Records supplied —
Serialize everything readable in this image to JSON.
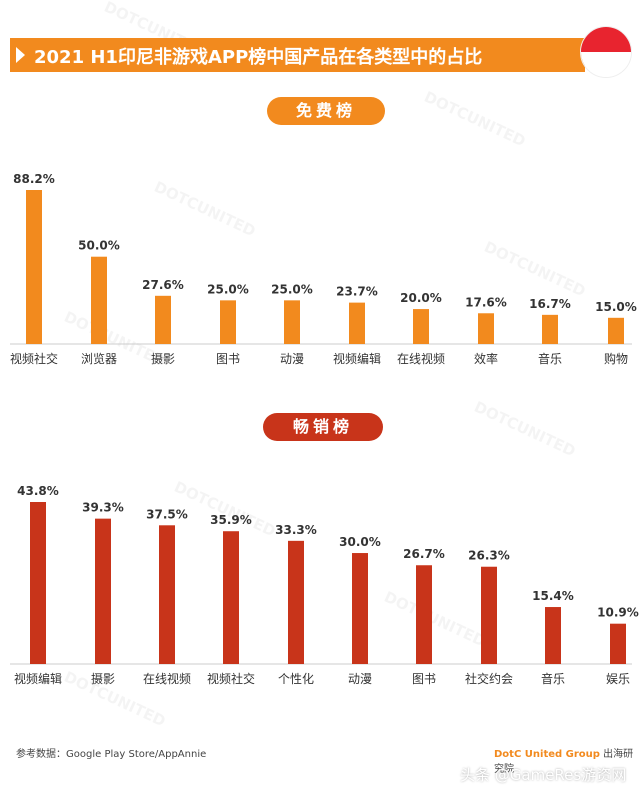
{
  "header": {
    "title": "2021 H1印尼非游戏APP榜中国产品在各类型中的占比"
  },
  "watermark": "DOTCUNITED",
  "chart_data": [
    {
      "type": "bar",
      "title": "免费榜",
      "color": "#f28a1e",
      "categories": [
        "视频社交",
        "浏览器",
        "摄影",
        "图书",
        "动漫",
        "视频编辑",
        "在线视频",
        "效率",
        "音乐",
        "购物"
      ],
      "labels": [
        "88.2%",
        "50.0%",
        "27.6%",
        "25.0%",
        "25.0%",
        "23.7%",
        "20.0%",
        "17.6%",
        "16.7%",
        "15.0%"
      ],
      "values": [
        88.2,
        50.0,
        27.6,
        25.0,
        25.0,
        23.7,
        20.0,
        17.6,
        16.7,
        15.0
      ],
      "ylim": [
        0,
        88.2
      ]
    },
    {
      "type": "bar",
      "title": "畅销榜",
      "color": "#c8341a",
      "categories": [
        "视频编辑",
        "摄影",
        "在线视频",
        "视频社交",
        "个性化",
        "动漫",
        "图书",
        "社交约会",
        "音乐",
        "娱乐"
      ],
      "labels": [
        "43.8%",
        "39.3%",
        "37.5%",
        "35.9%",
        "33.3%",
        "30.0%",
        "26.7%",
        "26.3%",
        "15.4%",
        "10.9%"
      ],
      "values": [
        43.8,
        39.3,
        37.5,
        35.9,
        33.3,
        30.0,
        26.7,
        26.3,
        15.4,
        10.9
      ],
      "ylim": [
        0,
        43.8
      ]
    }
  ],
  "footer": {
    "source": "参考数据：Google Play Store/AppAnnie",
    "brand": "DotC United Group",
    "institute": " 出海研究院",
    "credit": "头条 @GameRes游资网"
  }
}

What is expected — Keep the pictures out of the copy and write out the data exactly as it stands.

Exercise solution —
Serialize everything readable in this image to JSON.
{
  "header": {
    "title": "2021 H1印尼非游戏APP榜中国产品在各类型中的占比"
  },
  "watermark": "DOTCUNITED",
  "chart_data": [
    {
      "type": "bar",
      "title": "免费榜",
      "color": "#f28a1e",
      "categories": [
        "视频社交",
        "浏览器",
        "摄影",
        "图书",
        "动漫",
        "视频编辑",
        "在线视频",
        "效率",
        "音乐",
        "购物"
      ],
      "labels": [
        "88.2%",
        "50.0%",
        "27.6%",
        "25.0%",
        "25.0%",
        "23.7%",
        "20.0%",
        "17.6%",
        "16.7%",
        "15.0%"
      ],
      "values": [
        88.2,
        50.0,
        27.6,
        25.0,
        25.0,
        23.7,
        20.0,
        17.6,
        16.7,
        15.0
      ],
      "ylim": [
        0,
        88.2
      ]
    },
    {
      "type": "bar",
      "title": "畅销榜",
      "color": "#c8341a",
      "categories": [
        "视频编辑",
        "摄影",
        "在线视频",
        "视频社交",
        "个性化",
        "动漫",
        "图书",
        "社交约会",
        "音乐",
        "娱乐"
      ],
      "labels": [
        "43.8%",
        "39.3%",
        "37.5%",
        "35.9%",
        "33.3%",
        "30.0%",
        "26.7%",
        "26.3%",
        "15.4%",
        "10.9%"
      ],
      "values": [
        43.8,
        39.3,
        37.5,
        35.9,
        33.3,
        30.0,
        26.7,
        26.3,
        15.4,
        10.9
      ],
      "ylim": [
        0,
        43.8
      ]
    }
  ],
  "footer": {
    "source": "参考数据：Google Play Store/AppAnnie",
    "brand": "DotC United Group",
    "institute": " 出海研究院",
    "credit": "头条 @GameRes游资网"
  }
}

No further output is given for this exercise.